**TASK STATEMENT**
Leave out any pictures and transcribe all other data below exactly.

**EXCERPTED RECORDS**
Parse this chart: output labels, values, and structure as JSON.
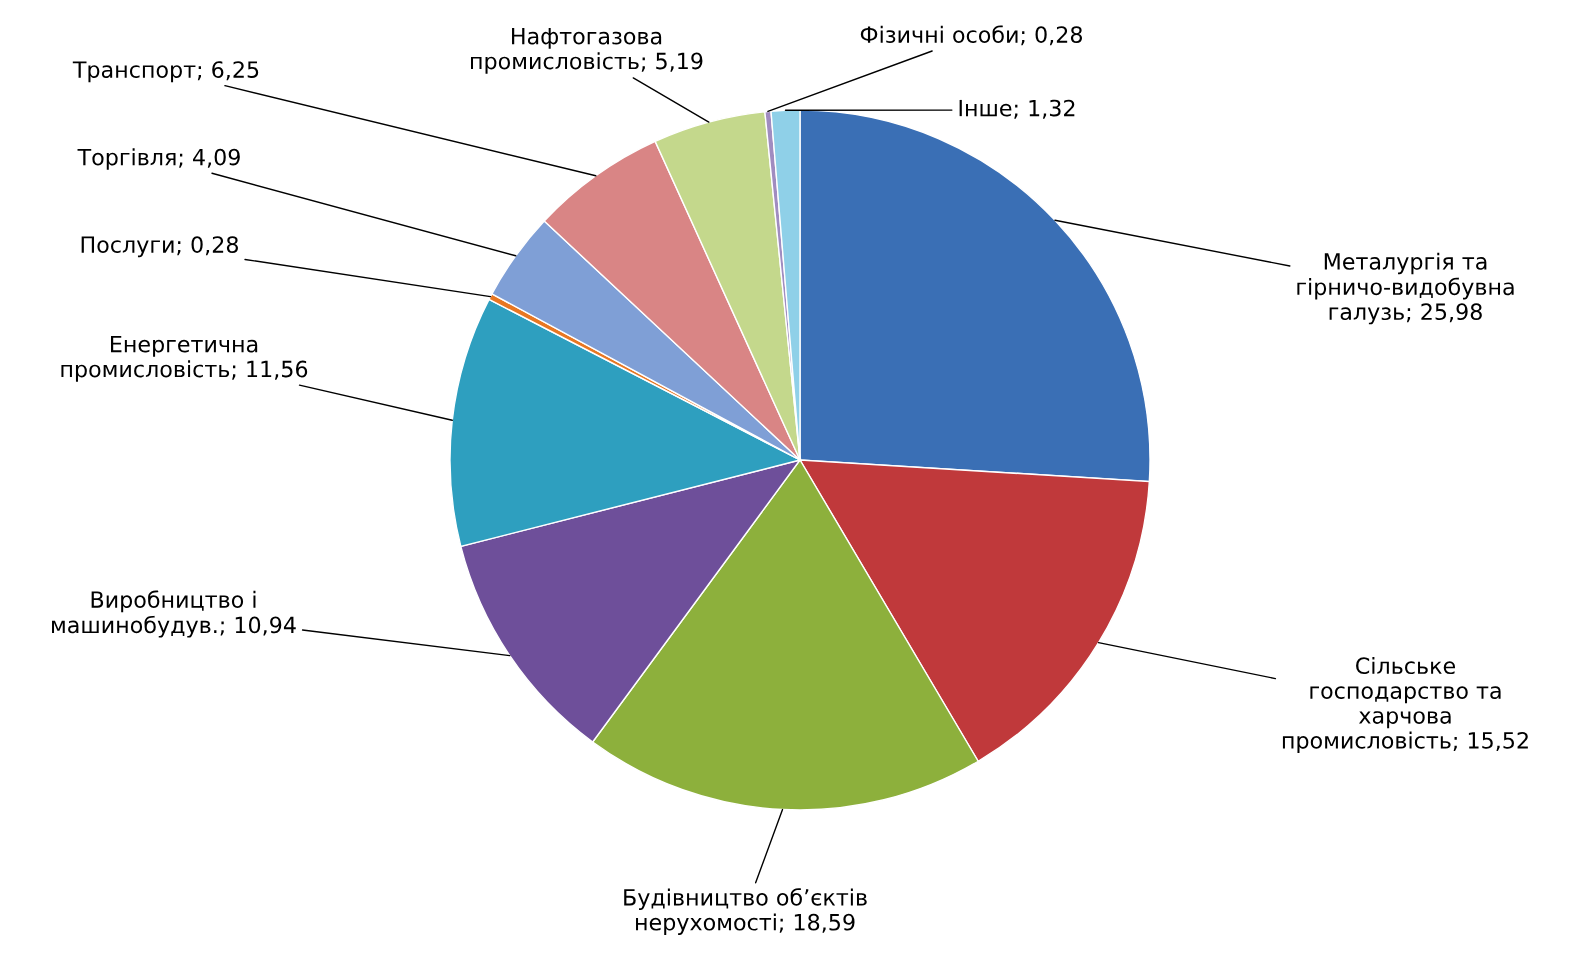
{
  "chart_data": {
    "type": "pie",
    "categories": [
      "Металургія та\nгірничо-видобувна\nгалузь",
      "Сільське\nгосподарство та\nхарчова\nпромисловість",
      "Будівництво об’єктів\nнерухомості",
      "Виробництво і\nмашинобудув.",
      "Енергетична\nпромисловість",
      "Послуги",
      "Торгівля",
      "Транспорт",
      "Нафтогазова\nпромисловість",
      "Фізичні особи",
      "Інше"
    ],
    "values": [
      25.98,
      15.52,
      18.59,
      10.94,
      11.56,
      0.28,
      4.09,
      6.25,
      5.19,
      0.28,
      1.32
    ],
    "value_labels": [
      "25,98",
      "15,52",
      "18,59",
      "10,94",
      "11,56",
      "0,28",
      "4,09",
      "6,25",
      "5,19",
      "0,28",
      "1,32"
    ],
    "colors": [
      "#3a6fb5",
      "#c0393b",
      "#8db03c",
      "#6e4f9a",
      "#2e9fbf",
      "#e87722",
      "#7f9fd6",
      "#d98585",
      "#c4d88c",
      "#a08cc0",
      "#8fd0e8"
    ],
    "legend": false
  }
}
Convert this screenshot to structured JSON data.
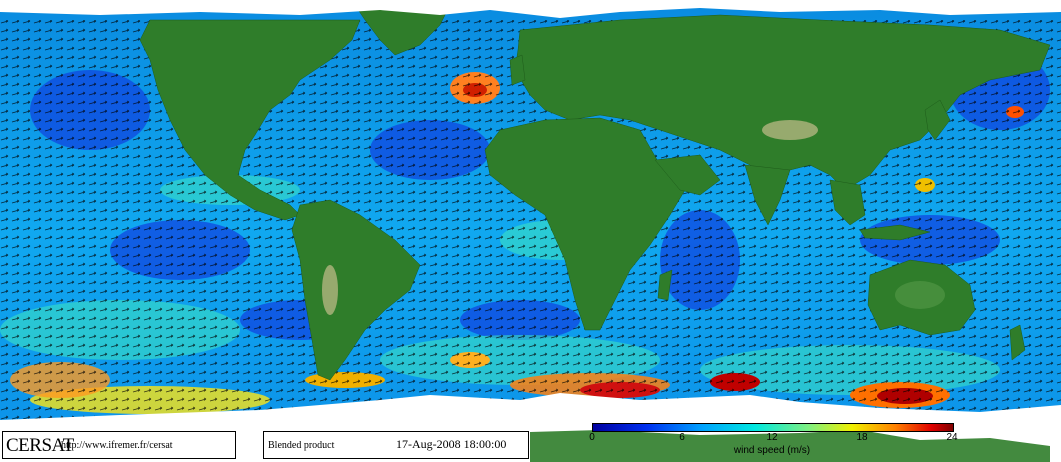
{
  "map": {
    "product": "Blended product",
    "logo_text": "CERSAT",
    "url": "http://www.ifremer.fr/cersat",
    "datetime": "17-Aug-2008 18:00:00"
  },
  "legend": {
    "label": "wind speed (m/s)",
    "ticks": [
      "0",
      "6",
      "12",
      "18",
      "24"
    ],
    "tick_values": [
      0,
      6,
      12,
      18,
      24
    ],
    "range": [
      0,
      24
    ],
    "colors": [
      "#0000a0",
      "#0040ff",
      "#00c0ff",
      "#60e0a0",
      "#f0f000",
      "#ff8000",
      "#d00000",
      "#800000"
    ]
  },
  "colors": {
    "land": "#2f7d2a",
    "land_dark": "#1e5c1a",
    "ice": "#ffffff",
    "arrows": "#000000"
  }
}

**THE ANSWER**
Parse this chart: output labels, values, and structure as JSON.
{
  "chart_data": {
    "type": "pie",
    "categories": [
      "Металургія та\nгірничо-видобувна\nгалузь",
      "Сільське\nгосподарство та\nхарчова\nпромисловість",
      "Будівництво об’єктів\nнерухомості",
      "Виробництво і\nмашинобудув.",
      "Енергетична\nпромисловість",
      "Послуги",
      "Торгівля",
      "Транспорт",
      "Нафтогазова\nпромисловість",
      "Фізичні особи",
      "Інше"
    ],
    "values": [
      25.98,
      15.52,
      18.59,
      10.94,
      11.56,
      0.28,
      4.09,
      6.25,
      5.19,
      0.28,
      1.32
    ],
    "value_labels": [
      "25,98",
      "15,52",
      "18,59",
      "10,94",
      "11,56",
      "0,28",
      "4,09",
      "6,25",
      "5,19",
      "0,28",
      "1,32"
    ],
    "colors": [
      "#3a6fb5",
      "#c0393b",
      "#8db03c",
      "#6e4f9a",
      "#2e9fbf",
      "#e87722",
      "#7f9fd6",
      "#d98585",
      "#c4d88c",
      "#a08cc0",
      "#8fd0e8"
    ],
    "legend": false
  }
}
Convert this screenshot to structured JSON data.
{
  "map": {
    "product": "Blended product",
    "logo_text": "CERSAT",
    "url": "http://www.ifremer.fr/cersat",
    "datetime": "17-Aug-2008 18:00:00"
  },
  "legend": {
    "label": "wind speed (m/s)",
    "ticks": [
      "0",
      "6",
      "12",
      "18",
      "24"
    ],
    "tick_values": [
      0,
      6,
      12,
      18,
      24
    ],
    "range": [
      0,
      24
    ],
    "colors": [
      "#0000a0",
      "#0040ff",
      "#00c0ff",
      "#60e0a0",
      "#f0f000",
      "#ff8000",
      "#d00000",
      "#800000"
    ]
  },
  "colors": {
    "land": "#2f7d2a",
    "land_dark": "#1e5c1a",
    "ice": "#ffffff",
    "arrows": "#000000"
  }
}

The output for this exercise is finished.